Objective: Pictures do not belong in your copy. Repeat all the other data exactly.

Collected data
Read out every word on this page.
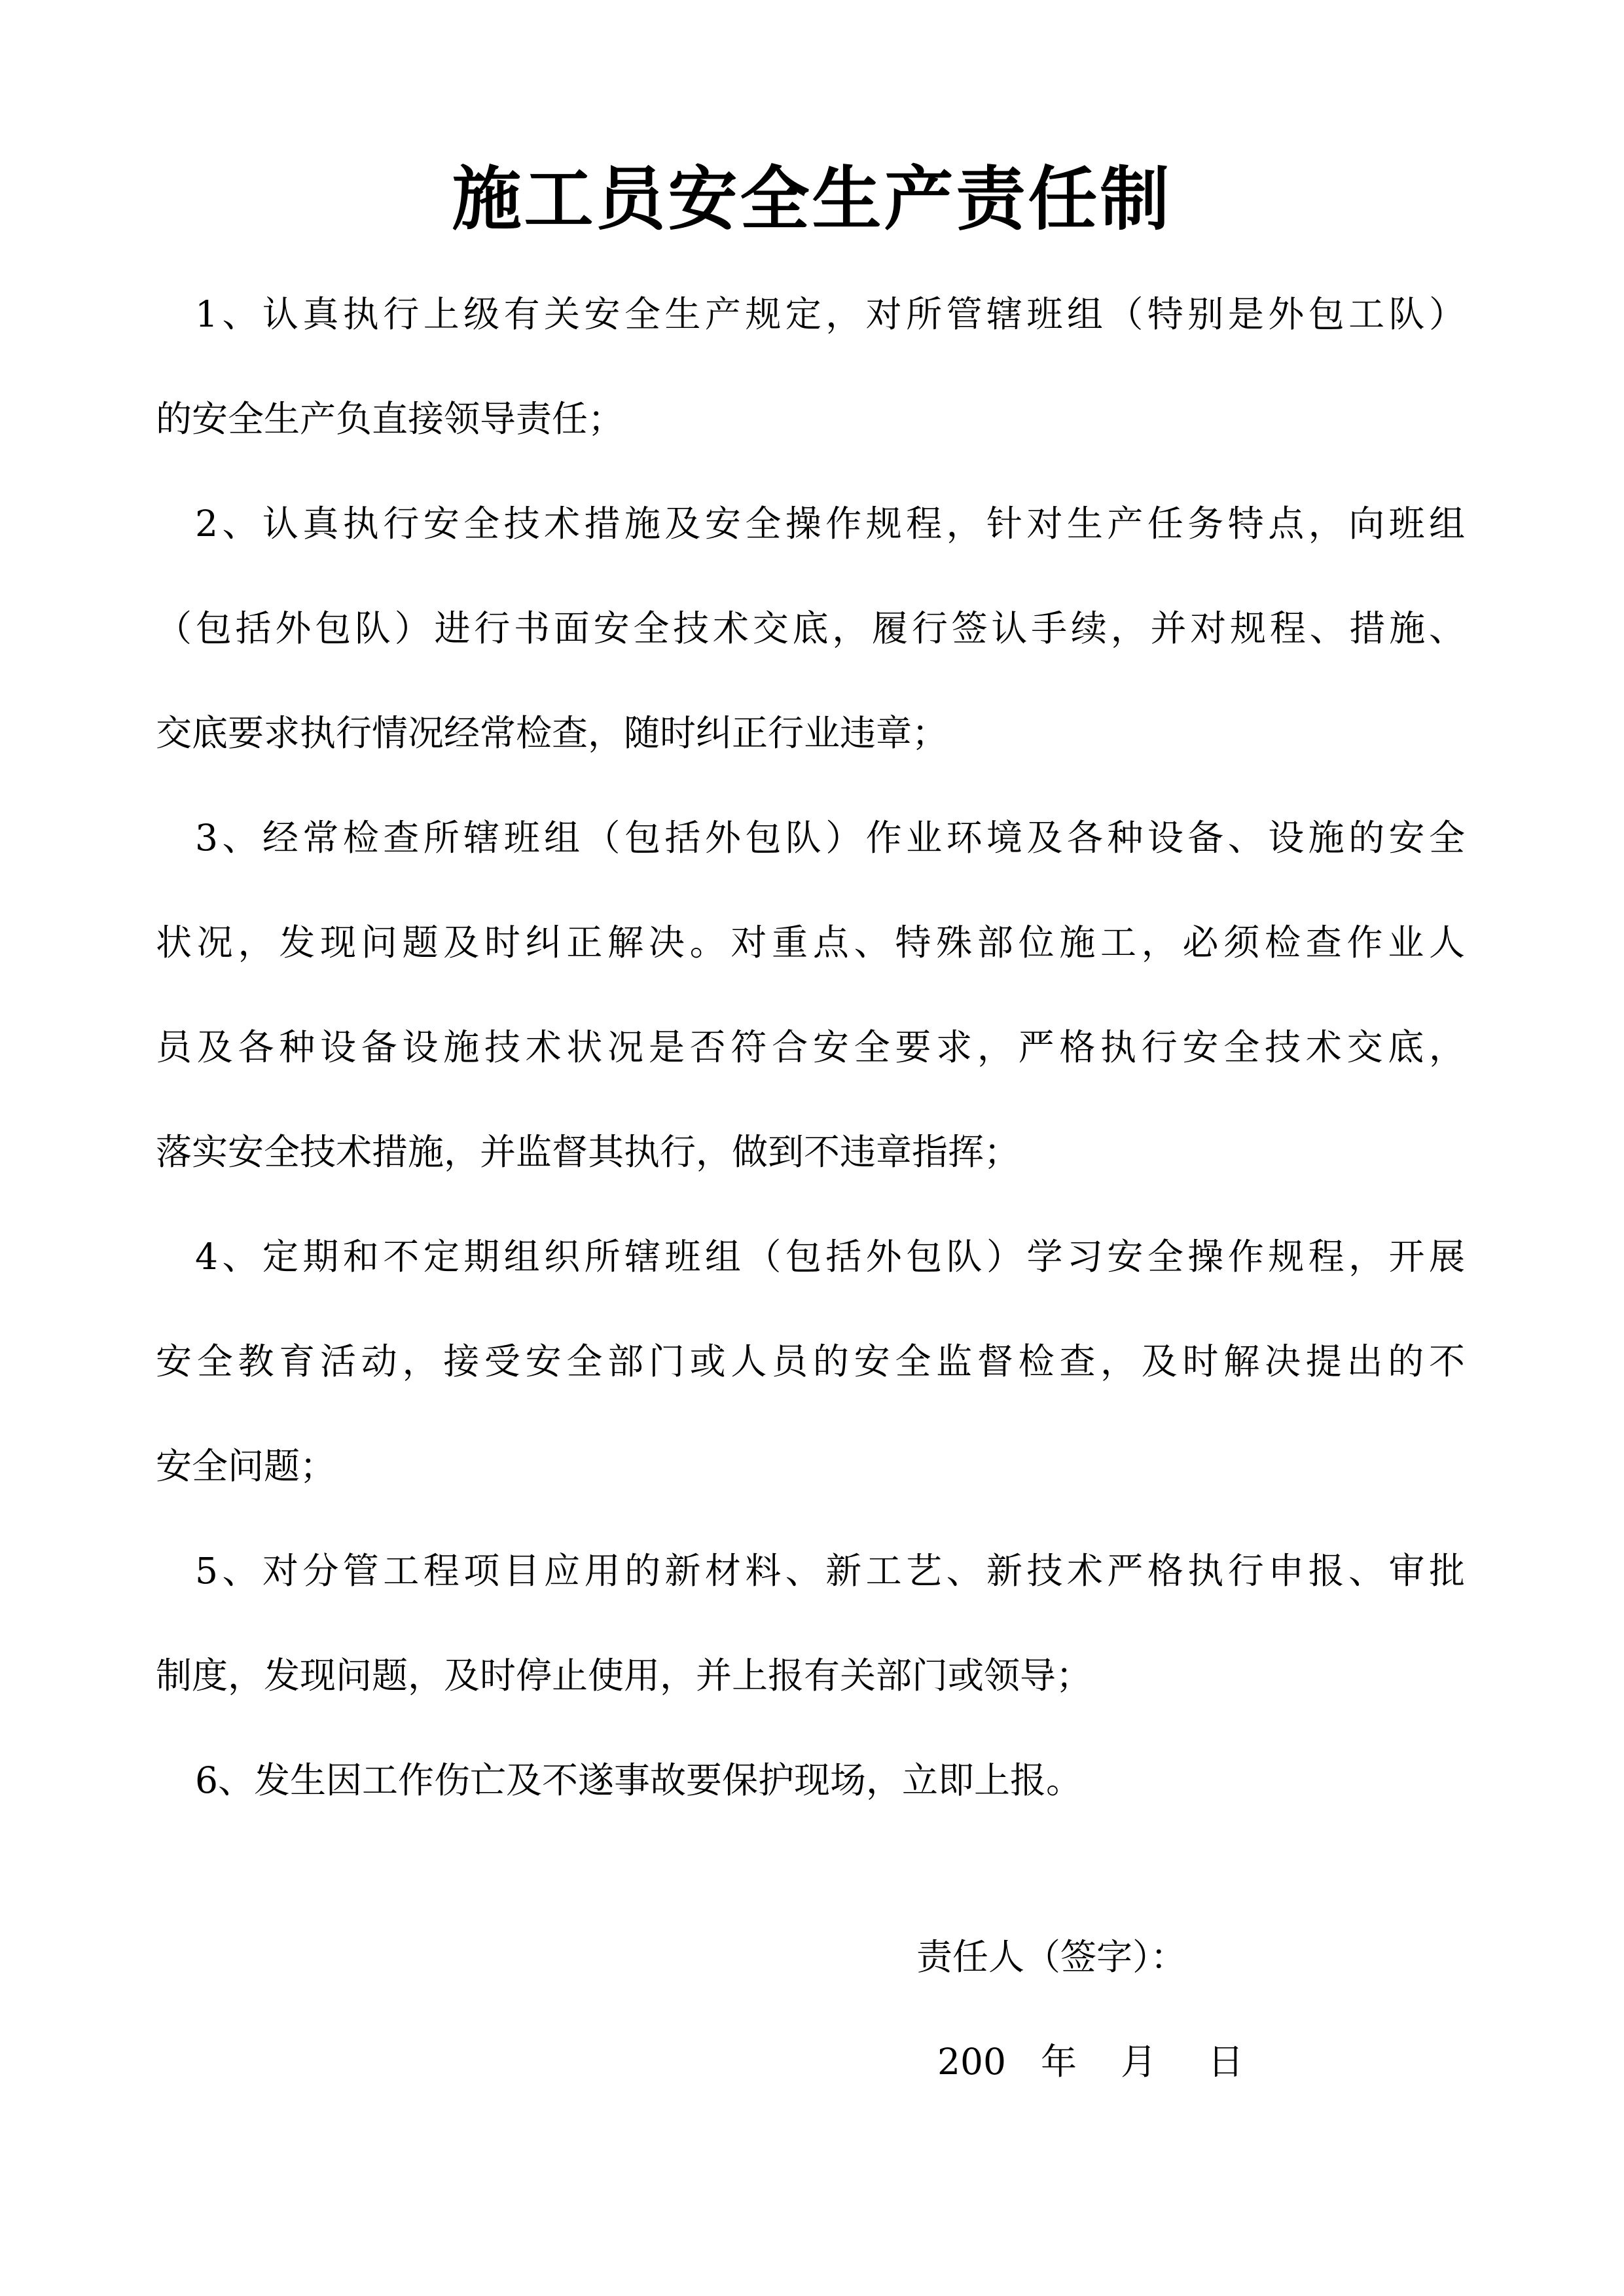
施工员安全生产责任制
1、认真执行上级有关安全生产规定，对所管辖班组（特别是外包工队）
的安全生产负直接领导责任；
2、认真执行安全技术措施及安全操作规程，针对生产任务特点，向班组
（包括外包队）进行书面安全技术交底，履行签认手续，并对规程、措施、
交底要求执行情况经常检查，随时纠正行业违章；
3、经常检查所辖班组（包括外包队）作业环境及各种设备、设施的安全
状况，发现问题及时纠正解决。对重点、特殊部位施工，必须检查作业人
员及各种设备设施技术状况是否符合安全要求，严格执行安全技术交底，
落实安全技术措施，并监督其执行，做到不违章指挥；
4、定期和不定期组织所辖班组（包括外包队）学习安全操作规程，开展
安全教育活动，接受安全部门或人员的安全监督检查，及时解决提出的不
安全问题；
5、对分管工程项目应用的新材料、新工艺、新技术严格执行申报、审批
制度，发现问题，及时停止使用，并上报有关部门或领导；
6、发生因工作伤亡及不遂事故要保护现场，立即上报。
责任人（签字）：
200 年 月 日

Exercise response:
Read out every word on this page.
施工员安全生产责任制
1、认真执行上级有关安全生产规定，对所管辖班组（特别是外包工队）
的安全生产负直接领导责任；
2、认真执行安全技术措施及安全操作规程，针对生产任务特点，向班组
（包括外包队）进行书面安全技术交底，履行签认手续，并对规程、措施、
交底要求执行情况经常检查，随时纠正行业违章；
3、经常检查所辖班组（包括外包队）作业环境及各种设备、设施的安全
状况，发现问题及时纠正解决。对重点、特殊部位施工，必须检查作业人
员及各种设备设施技术状况是否符合安全要求，严格执行安全技术交底，
落实安全技术措施，并监督其执行，做到不违章指挥；
4、定期和不定期组织所辖班组（包括外包队）学习安全操作规程，开展
安全教育活动，接受安全部门或人员的安全监督检查，及时解决提出的不
安全问题；
5、对分管工程项目应用的新材料、新工艺、新技术严格执行申报、审批
制度，发现问题，及时停止使用，并上报有关部门或领导；
6、发生因工作伤亡及不遂事故要保护现场，立即上报。
责任人（签字）：
200 年 月 日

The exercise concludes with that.